Your instructions: Output the entries word for word. Omit images.

Records for processing:
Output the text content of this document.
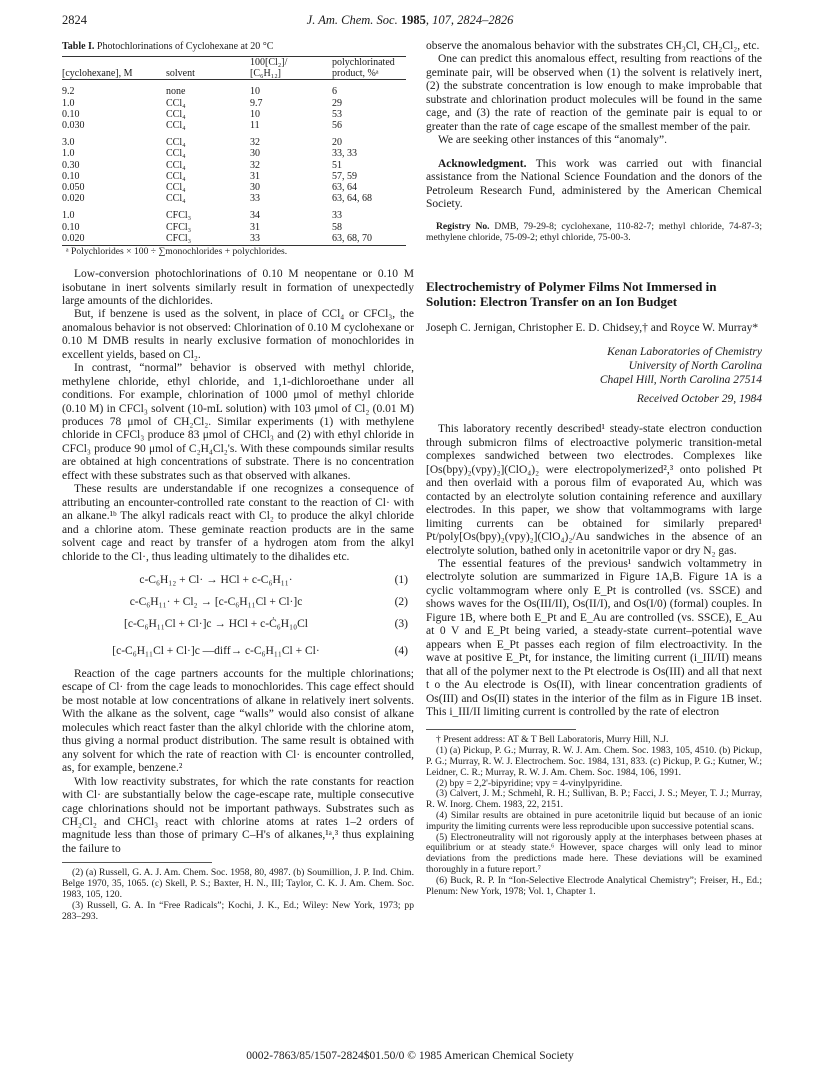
2824	J. Am. Chem. Soc. 1985, 107, 2824–2826
Table I. Photochlorinations of Cyclohexane at 20 °C
		100[Cl₂]/	polychlorinated
[cyclohexane], M	solvent	[C₆H₁₂]	product, %ᵃ
9.2	none	10	6
1.0	CCl₄	9.7	29
0.10	CCl₄	10	53
0.030	CCl₄	11	56
3.0	CCl₄	32	20
1.0	CCl₄	30	33, 33
0.30	CCl₄	32	51
0.10	CCl₄	31	57, 59
0.050	CCl₄	30	63, 64
0.020	CCl₄	33	63, 64, 68
1.0	CFCl₃	34	33
0.10	CFCl₃	31	58
0.020	CFCl₃	33	63, 68, 70
ᵃ Polychlorides × 100 ÷ ∑monochlorides + polychlorides.

Low-conversion photochlorinations of 0.10 M neopentane or 0.10 M isobutane in inert solvents similarly result in formation of unexpectedly large amounts of the dichlorides.

But, if benzene is used as the solvent, in place of CCl₄ or CFCl₃, the anomalous behavior is not observed: Chlorination of 0.10 M cyclohexane or 0.10 M DMB results in nearly exclusive formation of monochlorides in excellent yields, based on Cl₂.

In contrast, “normal” behavior is observed with methyl chloride, methylene chloride, ethyl chloride, and 1,1-dichloroethane under all conditions. For example, chlorination of 1000 μmol of methyl chloride (0.10 M) in CFCl₃ solvent (10-mL solution) with 103 μmol of Cl₂ (0.01 M) produces 78 μmol of CH₂Cl₂. Similar experiments (1) with methylene chloride in CFCl₃ produce 83 μmol of CHCl₃ and (2) with ethyl chloride in CFCl₃ produce 90 μmol of C₂H₄Cl₂'s. With these compounds similar results are obtained at high concentrations of substrate. There is no concentration effect with these substrates such as that observed with alkanes.

These results are understandable if one recognizes a consequence of attributing an encounter-controlled rate constant to the reaction of Cl· with an alkane.¹ᵇ The alkyl radicals react with Cl₂ to produce the alkyl chloride and a chlorine atom. These geminate reaction products are in the same solvent cage and react by transfer of a hydrogen atom from the alkyl chloride to the Cl·, thus leading ultimately to the dihalides etc.

c-C₆H₁₂ + Cl· → HCl + c-C₆H₁₁·	(1)
c-C₆H₁₁· + Cl₂ → [c-C₆H₁₁Cl + Cl·]c	(2)
[c-C₆H₁₁Cl + Cl·]c → HCl + c-Ċ₆H₁₀Cl	(3)
[c-C₆H₁₁Cl + Cl·]c —diff→ c-C₆H₁₁Cl + Cl·	(4)

Reaction of the cage partners accounts for the multiple chlorinations; escape of Cl· from the cage leads to monochlorides. This cage effect should be most notable at low concentrations of alkane in relatively inert solvents. With the alkane as the solvent, cage “walls” would also consist of alkane molecules which react faster than the alkyl chloride with the chlorine atom, thus giving a normal product distribution. The same result is obtained with any solvent for which the rate of reaction with Cl· is encounter controlled, as, for example, benzene.²

With low reactivity substrates, for which the rate constants for reaction with Cl· are substantially below the cage-escape rate, multiple consecutive cage chlorinations should not be important pathways. Substrates such as CH₂Cl₂ and CHCl₃ react with chlorine atoms at rates 1–2 orders of magnitude less than those of primary C–H's of alkanes,¹ᵃ,³ thus explaining the failure to

(2) (a) Russell, G. A. J. Am. Chem. Soc. 1958, 80, 4987. (b) Soumillion, J. P. Ind. Chim. Belge 1970, 35, 1065. (c) Skell, P. S.; Baxter, H. N., III; Taylor, C. K. J. Am. Chem. Soc. 1983, 105, 120.
(3) Russell, G. A. In “Free Radicals”; Kochi, J. K., Ed.; Wiley: New York, 1973; pp 283–293.

observe the anomalous behavior with the substrates CH₃Cl, CH₂Cl₂, etc.

One can predict this anomalous effect, resulting from reactions of the geminate pair, will be observed when (1) the solvent is relatively inert, (2) the substrate concentration is low enough to make improbable that substrate and chlorination product molecules will be found in the same cage, and (3) the rate of reaction of the geminate pair is equal to or greater than the rate of cage escape of the smallest member of the pair.

We are seeking other instances of this “anomaly”.

Acknowledgment. This work was carried out with financial assistance from the National Science Foundation and the donors of the Petroleum Research Fund, administered by the American Chemical Society.

Registry No. DMB, 79-29-8; cyclohexane, 110-82-7; methyl chloride, 74-87-3; methylene chloride, 75-09-2; ethyl chloride, 75-00-3.
Electrochemistry of Polymer Films Not Immersed in Solution: Electron Transfer on an Ion Budget
Joseph C. Jernigan, Christopher E. D. Chidsey,† and Royce W. Murray*
Kenan Laboratories of Chemistry
University of North Carolina
Chapel Hill, North Carolina 27514
Received October 29, 1984

This laboratory recently described¹ steady-state electron conduction through submicron films of electroactive polymeric transition-metal complexes sandwiched between two electrodes. Complexes like [Os(bpy)₂(vpy)₂](ClO₄)₂ were electropolymerized²,³ onto polished Pt and then overlaid with a porous film of evaporated Au, which was contacted by an electrolyte solution containing reference and auxillary electrodes. In this paper, we show that voltammograms with large limiting currents can be obtained for similarly prepared¹ Pt/poly[Os(bpy)₂(vpy)₂](ClO₄)₂/Au sandwiches in the absence of an electrolyte solution, bathed only in acetonitrile vapor or dry N₂ gas.

The essential features of the previous¹ sandwich voltammetry in electrolyte solution are summarized in Figure 1A,B. Figure 1A is a cyclic voltammogram where only E_Pt is controlled (vs. SSCE) and shows waves for the Os(III/II), Os(II/I), and Os(I/0) (formal) couples. In Figure 1B, where both E_Pt and E_Au are controlled (vs. SSCE), E_Au at 0 V and E_Pt being varied, a steady-state current–potential wave appears when E_Pt passes each region of film electroactivity. In the wave at positive E_Pt, for instance, the limiting current (i_III/II) means that all of the polymer next to the Pt electrode is Os(III) and all that next t o the Au electrode is Os(II), with linear concentration gradients of Os(III) and Os(II) states in the interior of the film as in Figure 1B inset. This i_III/II limiting current is controlled by the rate of electron

† Present address: AT & T Bell Laboratoris, Murry Hill, N.J.
(1) (a) Pickup, P. G.; Murray, R. W. J. Am. Chem. Soc. 1983, 105, 4510. (b) Pickup, P. G.; Murray, R. W. J. Electrochem. Soc. 1984, 131, 833. (c) Pickup, P. G.; Kutner, W.; Leidner, C. R.; Murray, R. W. J. Am. Chem. Soc. 1984, 106, 1991.
(2) bpy = 2,2'-bipyridine; vpy = 4-vinylpyridine.
(3) Calvert, J. M.; Schmehl, R. H.; Sullivan, B. P.; Facci, J. S.; Meyer, T. J.; Murray, R. W. Inorg. Chem. 1983, 22, 2151.
(4) Similar results are obtained in pure acetonitrile liquid but because of an ionic impurity the limiting currents were less reproducible upon successive potential scans.
(5) Electroneutrality will not rigorously apply at the interphases between phases at equilibrium or at steady state.⁶ However, space charges will only lead to minor deviations from the predictions made here. These deviations will be examined thoroughly in a future report.⁷
(6) Buck, R. P. In “Ion-Selective Electrode Analytical Chemistry”; Freiser, H., Ed.; Plenum: New York, 1978; Vol. 1, Chapter 1.
0002-7863/85/1507-2824$01.50/0 © 1985 American Chemical Society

Result:
Output the text content of this document.
2824	J. Am. Chem. Soc. 1985, 107, 2824–2826
Table I. Photochlorinations of Cyclohexane at 20 °C
		100[Cl₂]/	polychlorinated
[cyclohexane], M	solvent	[C₆H₁₂]	product, %ᵃ
9.2	none	10	6
1.0	CCl₄	9.7	29
0.10	CCl₄	10	53
0.030	CCl₄	11	56
3.0	CCl₄	32	20
1.0	CCl₄	30	33, 33
0.30	CCl₄	32	51
0.10	CCl₄	31	57, 59
0.050	CCl₄	30	63, 64
0.020	CCl₄	33	63, 64, 68
1.0	CFCl₃	34	33
0.10	CFCl₃	31	58
0.020	CFCl₃	33	63, 68, 70
ᵃ Polychlorides × 100 ÷ ∑monochlorides + polychlorides.

Low-conversion photochlorinations of 0.10 M neopentane or 0.10 M isobutane in inert solvents similarly result in formation of unexpectedly large amounts of the dichlorides.

But, if benzene is used as the solvent, in place of CCl₄ or CFCl₃, the anomalous behavior is not observed: Chlorination of 0.10 M cyclohexane or 0.10 M DMB results in nearly exclusive formation of monochlorides in excellent yields, based on Cl₂.

In contrast, “normal” behavior is observed with methyl chloride, methylene chloride, ethyl chloride, and 1,1-dichloroethane under all conditions. For example, chlorination of 1000 μmol of methyl chloride (0.10 M) in CFCl₃ solvent (10-mL solution) with 103 μmol of Cl₂ (0.01 M) produces 78 μmol of CH₂Cl₂. Similar experiments (1) with methylene chloride in CFCl₃ produce 83 μmol of CHCl₃ and (2) with ethyl chloride in CFCl₃ produce 90 μmol of C₂H₄Cl₂'s. With these compounds similar results are obtained at high concentrations of substrate. There is no concentration effect with these substrates such as that observed with alkanes.

These results are understandable if one recognizes a consequence of attributing an encounter-controlled rate constant to the reaction of Cl· with an alkane.¹ᵇ The alkyl radicals react with Cl₂ to produce the alkyl chloride and a chlorine atom. These geminate reaction products are in the same solvent cage and react by transfer of a hydrogen atom from the alkyl chloride to the Cl·, thus leading ultimately to the dihalides etc.

c-C₆H₁₂ + Cl· → HCl + c-C₆H₁₁·	(1)
c-C₆H₁₁· + Cl₂ → [c-C₆H₁₁Cl + Cl·]c	(2)
[c-C₆H₁₁Cl + Cl·]c → HCl + c-Ċ₆H₁₀Cl	(3)
[c-C₆H₁₁Cl + Cl·]c —diff→ c-C₆H₁₁Cl + Cl·	(4)

Reaction of the cage partners accounts for the multiple chlorinations; escape of Cl· from the cage leads to monochlorides. This cage effect should be most notable at low concentrations of alkane in relatively inert solvents. With the alkane as the solvent, cage “walls” would also consist of alkane molecules which react faster than the alkyl chloride with the chlorine atom, thus giving a normal product distribution. The same result is obtained with any solvent for which the rate of reaction with Cl· is encounter controlled, as, for example, benzene.²

With low reactivity substrates, for which the rate constants for reaction with Cl· are substantially below the cage-escape rate, multiple consecutive cage chlorinations should not be important pathways. Substrates such as CH₂Cl₂ and CHCl₃ react with chlorine atoms at rates 1–2 orders of magnitude less than those of primary C–H's of alkanes,¹ᵃ,³ thus explaining the failure to

(2) (a) Russell, G. A. J. Am. Chem. Soc. 1958, 80, 4987. (b) Soumillion, J. P. Ind. Chim. Belge 1970, 35, 1065. (c) Skell, P. S.; Baxter, H. N., III; Taylor, C. K. J. Am. Chem. Soc. 1983, 105, 120.
(3) Russell, G. A. In “Free Radicals”; Kochi, J. K., Ed.; Wiley: New York, 1973; pp 283–293.

observe the anomalous behavior with the substrates CH₃Cl, CH₂Cl₂, etc.

One can predict this anomalous effect, resulting from reactions of the geminate pair, will be observed when (1) the solvent is relatively inert, (2) the substrate concentration is low enough to make improbable that substrate and chlorination product molecules will be found in the same cage, and (3) the rate of reaction of the geminate pair is equal to or greater than the rate of cage escape of the smallest member of the pair.

We are seeking other instances of this “anomaly”.

Acknowledgment. This work was carried out with financial assistance from the National Science Foundation and the donors of the Petroleum Research Fund, administered by the American Chemical Society.

Registry No. DMB, 79-29-8; cyclohexane, 110-82-7; methyl chloride, 74-87-3; methylene chloride, 75-09-2; ethyl chloride, 75-00-3.
Electrochemistry of Polymer Films Not Immersed in Solution: Electron Transfer on an Ion Budget
Joseph C. Jernigan, Christopher E. D. Chidsey,† and Royce W. Murray*
Kenan Laboratories of Chemistry
University of North Carolina
Chapel Hill, North Carolina 27514
Received October 29, 1984

This laboratory recently described¹ steady-state electron conduction through submicron films of electroactive polymeric transition-metal complexes sandwiched between two electrodes. Complexes like [Os(bpy)₂(vpy)₂](ClO₄)₂ were electropolymerized²,³ onto polished Pt and then overlaid with a porous film of evaporated Au, which was contacted by an electrolyte solution containing reference and auxillary electrodes. In this paper, we show that voltammograms with large limiting currents can be obtained for similarly prepared¹ Pt/poly[Os(bpy)₂(vpy)₂](ClO₄)₂/Au sandwiches in the absence of an electrolyte solution, bathed only in acetonitrile vapor or dry N₂ gas.

The essential features of the previous¹ sandwich voltammetry in electrolyte solution are summarized in Figure 1A,B. Figure 1A is a cyclic voltammogram where only E_Pt is controlled (vs. SSCE) and shows waves for the Os(III/II), Os(II/I), and Os(I/0) (formal) couples. In Figure 1B, where both E_Pt and E_Au are controlled (vs. SSCE), E_Au at 0 V and E_Pt being varied, a steady-state current–potential wave appears when E_Pt passes each region of film electroactivity. In the wave at positive E_Pt, for instance, the limiting current (i_III/II) means that all of the polymer next to the Pt electrode is Os(III) and all that next t o the Au electrode is Os(II), with linear concentration gradients of Os(III) and Os(II) states in the interior of the film as in Figure 1B inset. This i_III/II limiting current is controlled by the rate of electron

† Present address: AT & T Bell Laboratoris, Murry Hill, N.J.
(1) (a) Pickup, P. G.; Murray, R. W. J. Am. Chem. Soc. 1983, 105, 4510. (b) Pickup, P. G.; Murray, R. W. J. Electrochem. Soc. 1984, 131, 833. (c) Pickup, P. G.; Kutner, W.; Leidner, C. R.; Murray, R. W. J. Am. Chem. Soc. 1984, 106, 1991.
(2) bpy = 2,2'-bipyridine; vpy = 4-vinylpyridine.
(3) Calvert, J. M.; Schmehl, R. H.; Sullivan, B. P.; Facci, J. S.; Meyer, T. J.; Murray, R. W. Inorg. Chem. 1983, 22, 2151.
(4) Similar results are obtained in pure acetonitrile liquid but because of an ionic impurity the limiting currents were less reproducible upon successive potential scans.
(5) Electroneutrality will not rigorously apply at the interphases between phases at equilibrium or at steady state.⁶ However, space charges will only lead to minor deviations from the predictions made here. These deviations will be examined thoroughly in a future report.⁷
(6) Buck, R. P. In “Ion-Selective Electrode Analytical Chemistry”; Freiser, H., Ed.; Plenum: New York, 1978; Vol. 1, Chapter 1.
0002-7863/85/1507-2824$01.50/0 © 1985 American Chemical Society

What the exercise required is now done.